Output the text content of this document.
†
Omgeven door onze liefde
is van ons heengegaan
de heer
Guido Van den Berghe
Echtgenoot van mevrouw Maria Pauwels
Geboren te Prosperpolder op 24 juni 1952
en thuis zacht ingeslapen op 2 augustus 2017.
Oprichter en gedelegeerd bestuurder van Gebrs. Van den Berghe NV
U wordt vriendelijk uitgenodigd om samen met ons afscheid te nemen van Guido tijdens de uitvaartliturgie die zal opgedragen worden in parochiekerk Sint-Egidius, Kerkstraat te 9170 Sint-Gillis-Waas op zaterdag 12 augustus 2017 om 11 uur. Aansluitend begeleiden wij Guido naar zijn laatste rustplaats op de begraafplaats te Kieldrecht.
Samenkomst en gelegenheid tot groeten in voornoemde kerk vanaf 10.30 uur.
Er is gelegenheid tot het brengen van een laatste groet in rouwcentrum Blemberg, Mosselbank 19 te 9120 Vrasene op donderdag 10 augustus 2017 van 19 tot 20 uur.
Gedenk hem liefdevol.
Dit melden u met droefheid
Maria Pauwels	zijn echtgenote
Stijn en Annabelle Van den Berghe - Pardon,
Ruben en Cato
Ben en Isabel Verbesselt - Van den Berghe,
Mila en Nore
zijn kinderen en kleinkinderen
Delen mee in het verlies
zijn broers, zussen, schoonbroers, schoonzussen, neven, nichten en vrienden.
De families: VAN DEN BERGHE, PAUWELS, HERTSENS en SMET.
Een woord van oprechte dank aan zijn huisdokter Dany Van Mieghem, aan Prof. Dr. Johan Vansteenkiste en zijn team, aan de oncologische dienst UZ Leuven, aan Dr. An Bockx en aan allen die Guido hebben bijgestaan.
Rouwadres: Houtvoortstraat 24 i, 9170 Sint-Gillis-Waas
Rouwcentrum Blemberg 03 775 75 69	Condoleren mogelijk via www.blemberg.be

● Task objective
Go through the listing and copy all of it exactly.

● Final answer
Output the text content of this document.
†
Omgeven door onze liefde
is van ons heengegaan
de heer
Guido Van den Berghe
Echtgenoot van mevrouw Maria Pauwels
Geboren te Prosperpolder op 24 juni 1952
en thuis zacht ingeslapen op 2 augustus 2017.
Oprichter en gedelegeerd bestuurder van Gebrs. Van den Berghe NV
U wordt vriendelijk uitgenodigd om samen met ons afscheid te nemen van Guido tijdens de uitvaartliturgie die zal opgedragen worden in parochiekerk Sint-Egidius, Kerkstraat te 9170 Sint-Gillis-Waas op zaterdag 12 augustus 2017 om 11 uur. Aansluitend begeleiden wij Guido naar zijn laatste rustplaats op de begraafplaats te Kieldrecht.
Samenkomst en gelegenheid tot groeten in voornoemde kerk vanaf 10.30 uur.
Er is gelegenheid tot het brengen van een laatste groet in rouwcentrum Blemberg, Mosselbank 19 te 9120 Vrasene op donderdag 10 augustus 2017 van 19 tot 20 uur.
Gedenk hem liefdevol.
Dit melden u met droefheid
Maria Pauwels	zijn echtgenote
Stijn en Annabelle Van den Berghe - Pardon,
Ruben en Cato
Ben en Isabel Verbesselt - Van den Berghe,
Mila en Nore
zijn kinderen en kleinkinderen
Delen mee in het verlies
zijn broers, zussen, schoonbroers, schoonzussen, neven, nichten en vrienden.
De families: VAN DEN BERGHE, PAUWELS, HERTSENS en SMET.
Een woord van oprechte dank aan zijn huisdokter Dany Van Mieghem, aan Prof. Dr. Johan Vansteenkiste en zijn team, aan de oncologische dienst UZ Leuven, aan Dr. An Bockx en aan allen die Guido hebben bijgestaan.
Rouwadres: Houtvoortstraat 24 i, 9170 Sint-Gillis-Waas
Rouwcentrum Blemberg 03 775 75 69	Condoleren mogelijk via www.blemberg.be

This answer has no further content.